→ **Instructions to follow**
Transcribe all records exactly.

********

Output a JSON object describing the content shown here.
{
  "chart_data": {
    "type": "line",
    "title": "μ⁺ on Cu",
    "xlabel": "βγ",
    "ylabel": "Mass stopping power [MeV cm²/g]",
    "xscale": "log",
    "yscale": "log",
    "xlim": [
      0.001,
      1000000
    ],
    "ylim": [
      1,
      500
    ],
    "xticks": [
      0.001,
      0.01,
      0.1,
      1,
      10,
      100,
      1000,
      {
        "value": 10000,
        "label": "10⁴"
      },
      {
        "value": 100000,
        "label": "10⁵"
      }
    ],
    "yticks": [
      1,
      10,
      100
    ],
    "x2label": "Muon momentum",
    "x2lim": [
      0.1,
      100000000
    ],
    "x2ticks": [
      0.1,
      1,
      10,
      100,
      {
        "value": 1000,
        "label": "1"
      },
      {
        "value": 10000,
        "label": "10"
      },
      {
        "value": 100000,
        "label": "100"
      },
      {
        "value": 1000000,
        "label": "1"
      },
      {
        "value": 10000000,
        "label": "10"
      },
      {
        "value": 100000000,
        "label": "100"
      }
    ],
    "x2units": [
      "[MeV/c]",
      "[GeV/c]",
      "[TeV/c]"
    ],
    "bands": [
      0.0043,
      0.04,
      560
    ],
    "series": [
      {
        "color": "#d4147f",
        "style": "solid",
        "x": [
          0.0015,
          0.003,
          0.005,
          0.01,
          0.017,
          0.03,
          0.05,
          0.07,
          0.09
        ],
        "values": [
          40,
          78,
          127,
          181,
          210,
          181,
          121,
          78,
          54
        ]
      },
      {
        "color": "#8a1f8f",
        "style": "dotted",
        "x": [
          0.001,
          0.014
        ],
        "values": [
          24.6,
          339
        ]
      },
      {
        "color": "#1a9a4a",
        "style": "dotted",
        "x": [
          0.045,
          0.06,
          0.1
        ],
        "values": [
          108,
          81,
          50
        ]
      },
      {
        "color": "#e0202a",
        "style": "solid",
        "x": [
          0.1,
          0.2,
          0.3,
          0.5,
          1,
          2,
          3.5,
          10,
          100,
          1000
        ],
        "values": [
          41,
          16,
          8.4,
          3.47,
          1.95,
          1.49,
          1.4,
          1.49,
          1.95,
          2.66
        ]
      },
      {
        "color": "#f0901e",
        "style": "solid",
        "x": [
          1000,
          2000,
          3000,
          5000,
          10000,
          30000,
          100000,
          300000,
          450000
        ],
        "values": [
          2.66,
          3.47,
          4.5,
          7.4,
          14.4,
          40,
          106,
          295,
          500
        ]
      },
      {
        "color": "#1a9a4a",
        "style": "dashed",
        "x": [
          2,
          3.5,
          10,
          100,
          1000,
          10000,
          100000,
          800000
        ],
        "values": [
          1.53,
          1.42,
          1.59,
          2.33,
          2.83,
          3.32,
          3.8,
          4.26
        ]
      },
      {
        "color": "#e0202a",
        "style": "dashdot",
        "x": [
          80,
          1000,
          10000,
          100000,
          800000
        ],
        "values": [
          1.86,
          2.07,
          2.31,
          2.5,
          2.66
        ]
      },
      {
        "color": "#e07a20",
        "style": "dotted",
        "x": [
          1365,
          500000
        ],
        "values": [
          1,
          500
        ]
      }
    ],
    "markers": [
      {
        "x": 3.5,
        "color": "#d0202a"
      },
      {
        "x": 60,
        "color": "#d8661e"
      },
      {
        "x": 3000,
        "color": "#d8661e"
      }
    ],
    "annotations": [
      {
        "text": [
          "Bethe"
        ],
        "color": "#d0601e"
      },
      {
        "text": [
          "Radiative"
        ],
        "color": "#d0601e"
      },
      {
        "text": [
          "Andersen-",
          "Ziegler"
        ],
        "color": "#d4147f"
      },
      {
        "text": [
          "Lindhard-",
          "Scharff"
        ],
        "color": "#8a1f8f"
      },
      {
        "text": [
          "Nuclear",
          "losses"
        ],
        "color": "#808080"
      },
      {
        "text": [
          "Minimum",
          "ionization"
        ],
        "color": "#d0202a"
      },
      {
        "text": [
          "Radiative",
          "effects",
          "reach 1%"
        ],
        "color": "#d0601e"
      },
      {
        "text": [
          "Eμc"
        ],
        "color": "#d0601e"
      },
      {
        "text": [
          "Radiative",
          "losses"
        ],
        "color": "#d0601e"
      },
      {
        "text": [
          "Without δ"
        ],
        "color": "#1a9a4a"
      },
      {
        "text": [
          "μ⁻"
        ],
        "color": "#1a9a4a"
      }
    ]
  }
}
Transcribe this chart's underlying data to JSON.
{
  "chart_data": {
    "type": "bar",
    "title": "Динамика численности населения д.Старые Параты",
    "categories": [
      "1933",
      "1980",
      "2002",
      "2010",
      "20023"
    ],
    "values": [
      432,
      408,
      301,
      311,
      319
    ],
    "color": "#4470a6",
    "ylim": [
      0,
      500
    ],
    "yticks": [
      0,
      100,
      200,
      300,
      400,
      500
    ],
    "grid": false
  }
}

********

→ **Answer to the problem**
Output a JSON object describing the content shown here.
{
  "chart_data": {
    "type": "line",
    "title": "μ⁺ on Cu",
    "xlabel": "βγ",
    "ylabel": "Mass stopping power [MeV cm²/g]",
    "xscale": "log",
    "yscale": "log",
    "xlim": [
      0.001,
      1000000
    ],
    "ylim": [
      1,
      500
    ],
    "xticks": [
      0.001,
      0.01,
      0.1,
      1,
      10,
      100,
      1000,
      {
        "value": 10000,
        "label": "10⁴"
      },
      {
        "value": 100000,
        "label": "10⁵"
      }
    ],
    "yticks": [
      1,
      10,
      100
    ],
    "x2label": "Muon momentum",
    "x2lim": [
      0.1,
      100000000
    ],
    "x2ticks": [
      0.1,
      1,
      10,
      100,
      {
        "value": 1000,
        "label": "1"
      },
      {
        "value": 10000,
        "label": "10"
      },
      {
        "value": 100000,
        "label": "100"
      },
      {
        "value": 1000000,
        "label": "1"
      },
      {
        "value": 10000000,
        "label": "10"
      },
      {
        "value": 100000000,
        "label": "100"
      }
    ],
    "x2units": [
      "[MeV/c]",
      "[GeV/c]",
      "[TeV/c]"
    ],
    "bands": [
      0.0043,
      0.04,
      560
    ],
    "series": [
      {
        "color": "#d4147f",
        "style": "solid",
        "x": [
          0.0015,
          0.003,
          0.005,
          0.01,
          0.017,
          0.03,
          0.05,
          0.07,
          0.09
        ],
        "values": [
          40,
          78,
          127,
          181,
          210,
          181,
          121,
          78,
          54
        ]
      },
      {
        "color": "#8a1f8f",
        "style": "dotted",
        "x": [
          0.001,
          0.014
        ],
        "values": [
          24.6,
          339
        ]
      },
      {
        "color": "#1a9a4a",
        "style": "dotted",
        "x": [
          0.045,
          0.06,
          0.1
        ],
        "values": [
          108,
          81,
          50
        ]
      },
      {
        "color": "#e0202a",
        "style": "solid",
        "x": [
          0.1,
          0.2,
          0.3,
          0.5,
          1,
          2,
          3.5,
          10,
          100,
          1000
        ],
        "values": [
          41,
          16,
          8.4,
          3.47,
          1.95,
          1.49,
          1.4,
          1.49,
          1.95,
          2.66
        ]
      },
      {
        "color": "#f0901e",
        "style": "solid",
        "x": [
          1000,
          2000,
          3000,
          5000,
          10000,
          30000,
          100000,
          300000,
          450000
        ],
        "values": [
          2.66,
          3.47,
          4.5,
          7.4,
          14.4,
          40,
          106,
          295,
          500
        ]
      },
      {
        "color": "#1a9a4a",
        "style": "dashed",
        "x": [
          2,
          3.5,
          10,
          100,
          1000,
          10000,
          100000,
          800000
        ],
        "values": [
          1.53,
          1.42,
          1.59,
          2.33,
          2.83,
          3.32,
          3.8,
          4.26
        ]
      },
      {
        "color": "#e0202a",
        "style": "dashdot",
        "x": [
          80,
          1000,
          10000,
          100000,
          800000
        ],
        "values": [
          1.86,
          2.07,
          2.31,
          2.5,
          2.66
        ]
      },
      {
        "color": "#e07a20",
        "style": "dotted",
        "x": [
          1365,
          500000
        ],
        "values": [
          1,
          500
        ]
      }
    ],
    "markers": [
      {
        "x": 3.5,
        "color": "#d0202a"
      },
      {
        "x": 60,
        "color": "#d8661e"
      },
      {
        "x": 3000,
        "color": "#d8661e"
      }
    ],
    "annotations": [
      {
        "text": [
          "Bethe"
        ],
        "color": "#d0601e"
      },
      {
        "text": [
          "Radiative"
        ],
        "color": "#d0601e"
      },
      {
        "text": [
          "Andersen-",
          "Ziegler"
        ],
        "color": "#d4147f"
      },
      {
        "text": [
          "Lindhard-",
          "Scharff"
        ],
        "color": "#8a1f8f"
      },
      {
        "text": [
          "Nuclear",
          "losses"
        ],
        "color": "#808080"
      },
      {
        "text": [
          "Minimum",
          "ionization"
        ],
        "color": "#d0202a"
      },
      {
        "text": [
          "Radiative",
          "effects",
          "reach 1%"
        ],
        "color": "#d0601e"
      },
      {
        "text": [
          "Eμc"
        ],
        "color": "#d0601e"
      },
      {
        "text": [
          "Radiative",
          "losses"
        ],
        "color": "#d0601e"
      },
      {
        "text": [
          "Without δ"
        ],
        "color": "#1a9a4a"
      },
      {
        "text": [
          "μ⁻"
        ],
        "color": "#1a9a4a"
      }
    ]
  }
}
Transcribe this chart's underlying data to JSON.
{
  "chart_data": {
    "type": "bar",
    "title": "Динамика численности населения д.Старые Параты",
    "categories": [
      "1933",
      "1980",
      "2002",
      "2010",
      "20023"
    ],
    "values": [
      432,
      408,
      301,
      311,
      319
    ],
    "color": "#4470a6",
    "ylim": [
      0,
      500
    ],
    "yticks": [
      0,
      100,
      200,
      300,
      400,
      500
    ],
    "grid": false
  }
}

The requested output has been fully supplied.